• [Objective]:
Pick out all lines of the entries that include the word "pour" and copy them.
START Given data
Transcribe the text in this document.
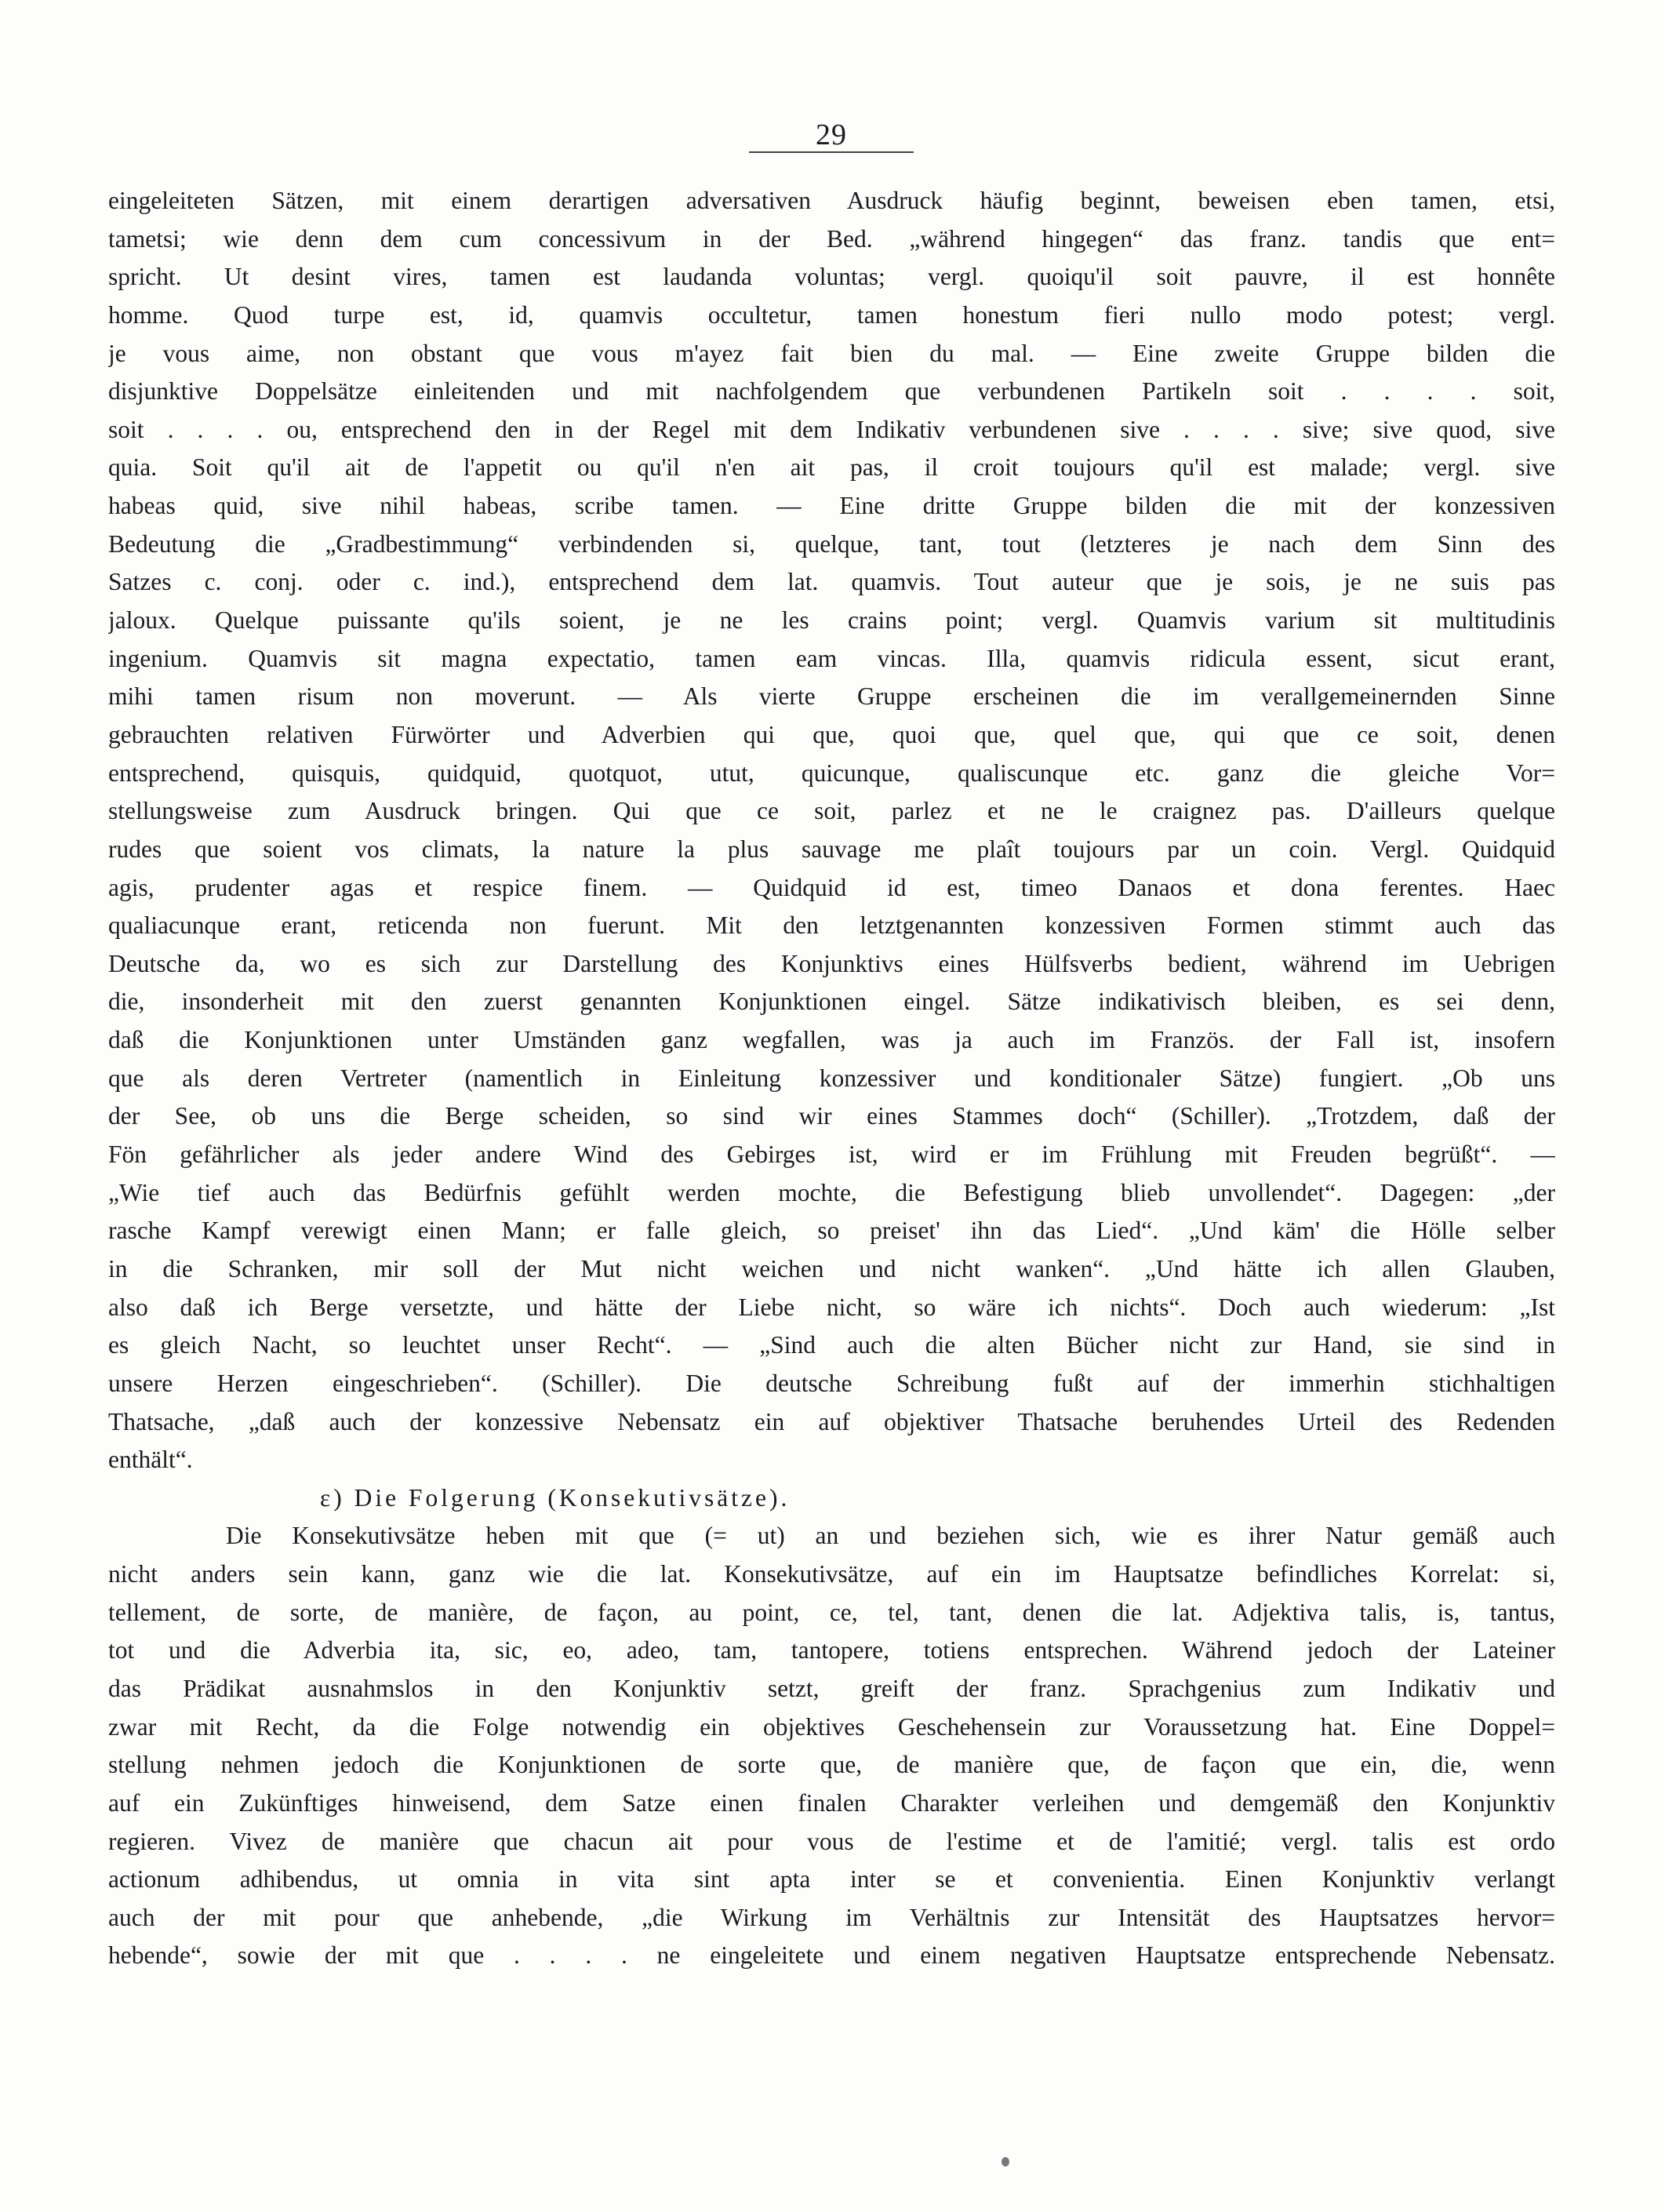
29
eingeleiteten Sätzen, mit einem derartigen adversativen Ausdruck häufig beginnt, beweisen eben tamen, etsi,
tametsi; wie denn dem cum concessivum in der Bed. „während hingegen“ das franz. tandis que ent=
spricht. Ut desint vires, tamen est laudanda voluntas; vergl. quoiqu'il soit pauvre, il est honnête
homme. Quod turpe est, id, quamvis occultetur, tamen honestum fieri nullo modo potest; vergl.
je vous aime, non obstant que vous m'ayez fait bien du mal. — Eine zweite Gruppe bilden die
disjunktive Doppelsätze einleitenden und mit nachfolgendem que verbundenen Partikeln soit . . . . soit,
soit . . . . ou, entsprechend den in der Regel mit dem Indikativ verbundenen sive . . . . sive; sive quod, sive
quia. Soit qu'il ait de l'appetit ou qu'il n'en ait pas, il croit toujours qu'il est malade; vergl. sive
habeas quid, sive nihil habeas, scribe tamen. — Eine dritte Gruppe bilden die mit der konzessiven
Bedeutung die „Gradbestimmung“ verbindenden si, quelque, tant, tout (letzteres je nach dem Sinn des
Satzes c. conj. oder c. ind.), entsprechend dem lat. quamvis. Tout auteur que je sois, je ne suis pas
jaloux. Quelque puissante qu'ils soient, je ne les crains point; vergl. Quamvis varium sit multitudinis
ingenium. Quamvis sit magna expectatio, tamen eam vincas. Illa, quamvis ridicula essent, sicut erant,
mihi tamen risum non moverunt. — Als vierte Gruppe erscheinen die im verallgemeinernden Sinne
gebrauchten relativen Fürwörter und Adverbien qui que, quoi que, quel que, qui que ce soit, denen
entsprechend, quisquis, quidquid, quotquot, utut, quicunque, qualiscunque etc. ganz die gleiche Vor=
stellungsweise zum Ausdruck bringen. Qui que ce soit, parlez et ne le craignez pas. D'ailleurs quelque
rudes que soient vos climats, la nature la plus sauvage me plaît toujours par un coin. Vergl. Quidquid
agis, prudenter agas et respice finem. — Quidquid id est, timeo Danaos et dona ferentes. Haec
qualiacunque erant, reticenda non fuerunt. Mit den letztgenannten konzessiven Formen stimmt auch das
Deutsche da, wo es sich zur Darstellung des Konjunktivs eines Hülfsverbs bedient, während im Uebrigen
die, insonderheit mit den zuerst genannten Konjunktionen eingel. Sätze indikativisch bleiben, es sei denn,
daß die Konjunktionen unter Umständen ganz wegfallen, was ja auch im Französ. der Fall ist, insofern
que als deren Vertreter (namentlich in Einleitung konzessiver und konditionaler Sätze) fungiert. „Ob uns
der See, ob uns die Berge scheiden, so sind wir eines Stammes doch“ (Schiller). „Trotzdem, daß der
Fön gefährlicher als jeder andere Wind des Gebirges ist, wird er im Frühlung mit Freuden begrüßt“. —
„Wie tief auch das Bedürfnis gefühlt werden mochte, die Befestigung blieb unvollendet“. Dagegen: „der
rasche Kampf verewigt einen Mann; er falle gleich, so preiset' ihn das Lied“. „Und käm' die Hölle selber
in die Schranken, mir soll der Mut nicht weichen und nicht wanken“. „Und hätte ich allen Glauben,
also daß ich Berge versetzte, und hätte der Liebe nicht, so wäre ich nichts“. Doch auch wiederum: „Ist
es gleich Nacht, so leuchtet unser Recht“. — „Sind auch die alten Bücher nicht zur Hand, sie sind in
unsere Herzen eingeschrieben“. (Schiller). Die deutsche Schreibung fußt auf der immerhin stichhaltigen
Thatsache, „daß auch der konzessive Nebensatz ein auf objektiver Thatsache beruhendes Urteil des Redenden
enthält“.
ε) Die Folgerung (Konsekutivsätze).
Die Konsekutivsätze heben mit que (= ut) an und beziehen sich, wie es ihrer Natur gemäß auch
nicht anders sein kann, ganz wie die lat. Konsekutivsätze, auf ein im Hauptsatze befindliches Korrelat: si,
tellement, de sorte, de manière, de façon, au point, ce, tel, tant, denen die lat. Adjektiva talis, is, tantus,
tot und die Adverbia ita, sic, eo, adeo, tam, tantopere, totiens entsprechen. Während jedoch der Lateiner
das Prädikat ausnahmslos in den Konjunktiv setzt, greift der franz. Sprachgenius zum Indikativ und
zwar mit Recht, da die Folge notwendig ein objektives Geschehensein zur Voraussetzung hat. Eine Doppel=
stellung nehmen jedoch die Konjunktionen de sorte que, de manière que, de façon que ein, die, wenn
auf ein Zukünftiges hinweisend, dem Satze einen finalen Charakter verleihen und demgemäß den Konjunktiv
regieren. Vivez de manière que chacun ait pour vous de l'estime et de l'amitié; vergl. talis est ordo
actionum adhibendus, ut omnia in vita sint apta inter se et convenientia. Einen Konjunktiv verlangt
auch der mit pour que anhebende, „die Wirkung im Verhältnis zur Intensität des Hauptsatzes hervor=
hebende“, sowie der mit que . . . . ne eingeleitete und einem negativen Hauptsatze entsprechende Nebensatz.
END Given data
• [Exercise response]:
regieren. Vivez de manière que chacun ait pour vous de l'estime et de l'amitié; vergl. talis est ordo
auch der mit pour que anhebende, „die Wirkung im Verhältnis zur Intensität des Hauptsatzes hervor=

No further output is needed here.